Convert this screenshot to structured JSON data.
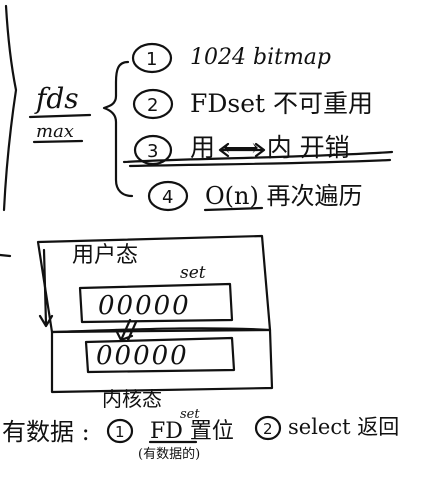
{
  "fds": {
    "title": "fds",
    "subtitle": "max"
  },
  "items": [
    {
      "num": "1",
      "text": "1024 bitmap"
    },
    {
      "num": "2",
      "text": "FDset 不可重用"
    },
    {
      "num": "3",
      "text": "用 ⟷ 内 开销"
    },
    {
      "num": "4",
      "text": "O(n) 再次遍历"
    }
  ],
  "user_space": {
    "label": "用户态",
    "set_label": "set",
    "bits": "00000"
  },
  "kernel_space": {
    "label": "内核态",
    "bits": "00000"
  },
  "bottom": {
    "prefix": "有数据 :",
    "step1_num": "1",
    "step1_text": "FD 置位",
    "step1_sup": "set",
    "step1_note": "(有数据的)",
    "step2_num": "2",
    "step2_text": "select 返回"
  },
  "colors": {
    "ink": "#111111",
    "paper": "#ffffff"
  }
}
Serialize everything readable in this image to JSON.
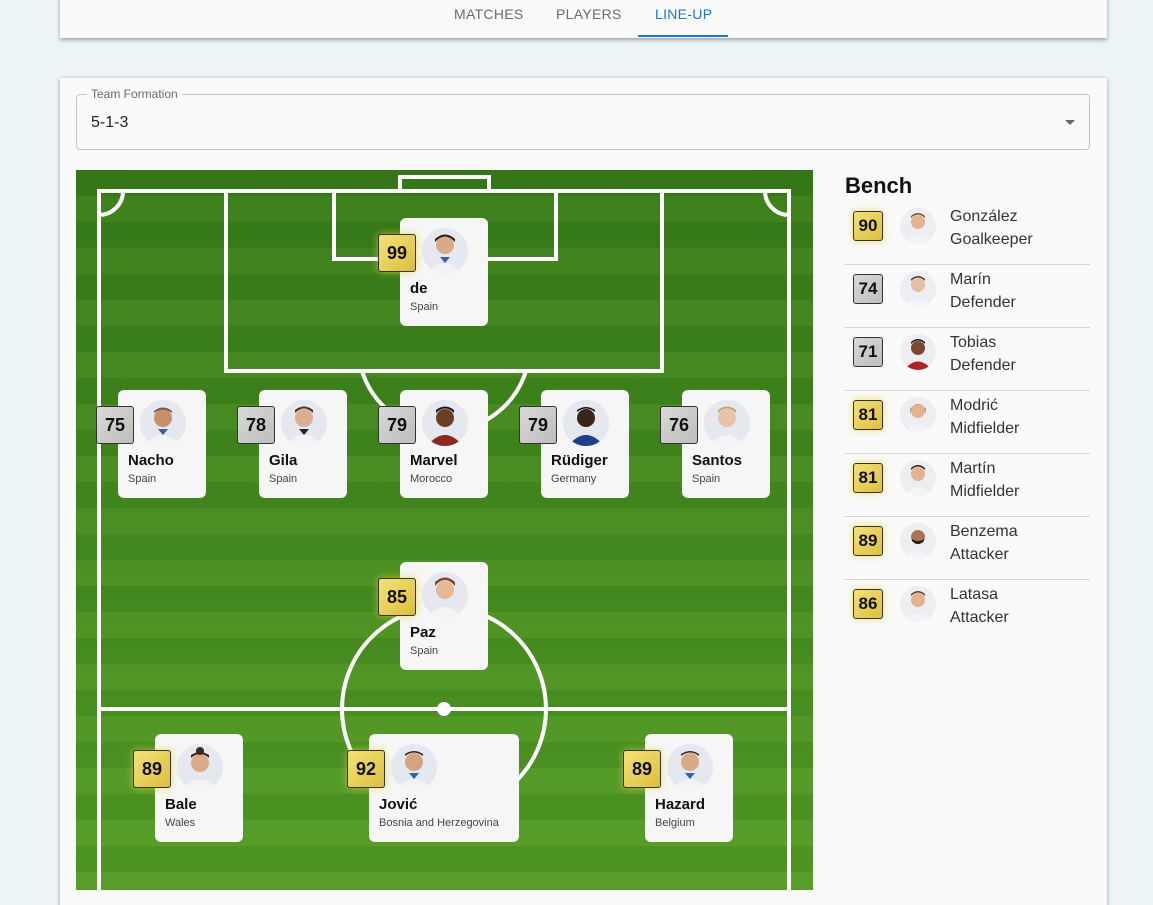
{
  "tabs": [
    {
      "label": "MATCHES"
    },
    {
      "label": "PLAYERS"
    },
    {
      "label": "LINE-UP"
    }
  ],
  "active_tab": "LINE-UP",
  "formation": {
    "label": "Team Formation",
    "value": "5-1-3"
  },
  "lineup": {
    "goalkeeper": {
      "rating": "99",
      "name": "de",
      "country": "Spain",
      "tier": "gold"
    },
    "defenders": [
      {
        "rating": "75",
        "name": "Nacho",
        "country": "Spain",
        "tier": "silver"
      },
      {
        "rating": "78",
        "name": "Gila",
        "country": "Spain",
        "tier": "silver"
      },
      {
        "rating": "79",
        "name": "Marvel",
        "country": "Morocco",
        "tier": "silver"
      },
      {
        "rating": "79",
        "name": "Rüdiger",
        "country": "Germany",
        "tier": "silver"
      },
      {
        "rating": "76",
        "name": "Santos",
        "country": "Spain",
        "tier": "silver"
      }
    ],
    "midfielder": {
      "rating": "85",
      "name": "Paz",
      "country": "Spain",
      "tier": "gold"
    },
    "attackers": [
      {
        "rating": "89",
        "name": "Bale",
        "country": "Wales",
        "tier": "gold"
      },
      {
        "rating": "92",
        "name": "Jović",
        "country": "Bosnia and Herzegovina",
        "tier": "gold"
      },
      {
        "rating": "89",
        "name": "Hazard",
        "country": "Belgium",
        "tier": "gold"
      }
    ]
  },
  "bench": {
    "title": "Bench",
    "players": [
      {
        "rating": "90",
        "name": "González",
        "position": "Goalkeeper",
        "tier": "gold"
      },
      {
        "rating": "74",
        "name": "Marín",
        "position": "Defender",
        "tier": "silver"
      },
      {
        "rating": "71",
        "name": "Tobias",
        "position": "Defender",
        "tier": "silver"
      },
      {
        "rating": "81",
        "name": "Modrić",
        "position": "Midfielder",
        "tier": "gold"
      },
      {
        "rating": "81",
        "name": "Martín",
        "position": "Midfielder",
        "tier": "gold"
      },
      {
        "rating": "89",
        "name": "Benzema",
        "position": "Attacker",
        "tier": "gold"
      },
      {
        "rating": "86",
        "name": "Latasa",
        "position": "Attacker",
        "tier": "gold"
      }
    ]
  },
  "colors": {
    "accent": "#1976d2",
    "gold": "#e8cf55",
    "silver": "#c8c8c8",
    "pitch": "#4c9626"
  }
}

:::::

**AIM:**
Gather from the records above every line containing the string "JSON".

**PROBLEM SOLUTION:**
Convert this screenshot to structured JSON data.
Serialize everything readable in this image to JSON.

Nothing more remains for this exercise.